>>>>

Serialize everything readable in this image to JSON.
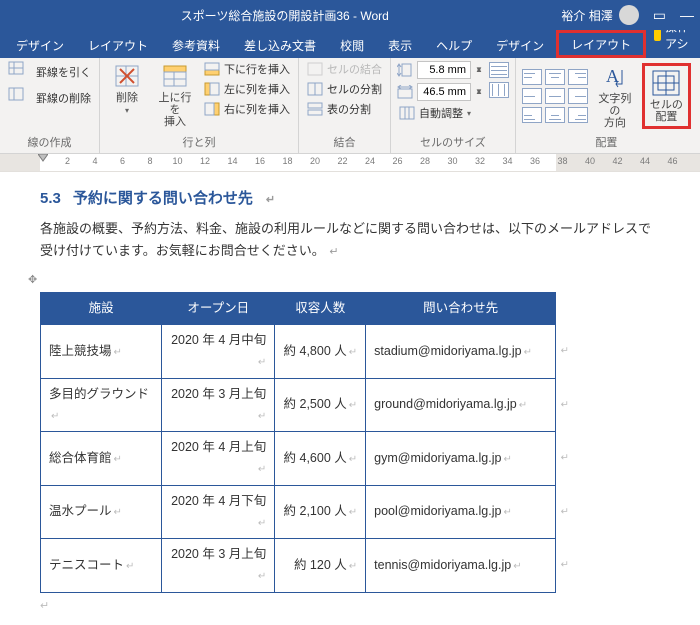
{
  "app": {
    "title": "スポーツ総合施設の開設計画36 - Word"
  },
  "user": {
    "name": "裕介 相澤"
  },
  "tabs": {
    "design": "デザイン",
    "layout_page": "レイアウト",
    "references": "参考資料",
    "mailings": "差し込み文書",
    "review": "校閲",
    "view": "表示",
    "help": "ヘルプ",
    "table_design": "デザイン",
    "table_layout": "レイアウト",
    "op_assist": "操作アシ"
  },
  "ribbon": {
    "draw_group": {
      "draw_borders": "罫線を引く",
      "erase_borders": "罫線の削除",
      "label": "線の作成"
    },
    "rows_cols": {
      "delete": "削除",
      "insert_above": "上に行を\n挿入",
      "insert_below": "下に行を挿入",
      "insert_left": "左に列を挿入",
      "insert_right": "右に列を挿入",
      "label": "行と列"
    },
    "merge": {
      "merge_cells": "セルの結合",
      "split_cells": "セルの分割",
      "split_table": "表の分割",
      "label": "結合"
    },
    "size": {
      "height": "5.8 mm",
      "width": "46.5 mm",
      "autofit": "自動調整",
      "label": "セルのサイズ"
    },
    "align": {
      "text_direction": "文字列の\n方向",
      "cell_margins": "セルの\n配置",
      "label": "配置"
    }
  },
  "ruler": {
    "marks": [
      "2",
      "4",
      "6",
      "8",
      "10",
      "12",
      "14",
      "16",
      "18",
      "20",
      "22",
      "24",
      "26",
      "28",
      "30",
      "32",
      "34",
      "36",
      "38",
      "40",
      "42",
      "44",
      "46"
    ]
  },
  "doc": {
    "sec_num": "5.3",
    "sec_title": "予約に関する問い合わせ先",
    "body1": "各施設の概要、予約方法、料金、施設の利用ルールなどに関する問い合わせは、以下のメールアドレスで受け付けています。お気軽にお問合せください。",
    "headers": [
      "施設",
      "オープン日",
      "収容人数",
      "問い合わせ先"
    ],
    "rows": [
      [
        "陸上競技場",
        "2020 年 4 月中旬",
        "約 4,800 人",
        "stadium@midoriyama.lg.jp"
      ],
      [
        "多目的グラウンド",
        "2020 年 3 月上旬",
        "約 2,500 人",
        "ground@midoriyama.lg.jp"
      ],
      [
        "総合体育館",
        "2020 年 4 月上旬",
        "約 4,600 人",
        "gym@midoriyama.lg.jp"
      ],
      [
        "温水プール",
        "2020 年 4 月下旬",
        "約 2,100 人",
        "pool@midoriyama.lg.jp"
      ],
      [
        "テニスコート",
        "2020 年 3 月上旬",
        "約 120 人",
        "tennis@midoriyama.lg.jp"
      ]
    ]
  }
}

<<<<

_Task statement_
Copy each line from the records above that includes the string "レイアウト".

_Output for this task_
    "layout_page": "レイアウト",
    "table_layout": "レイアウト",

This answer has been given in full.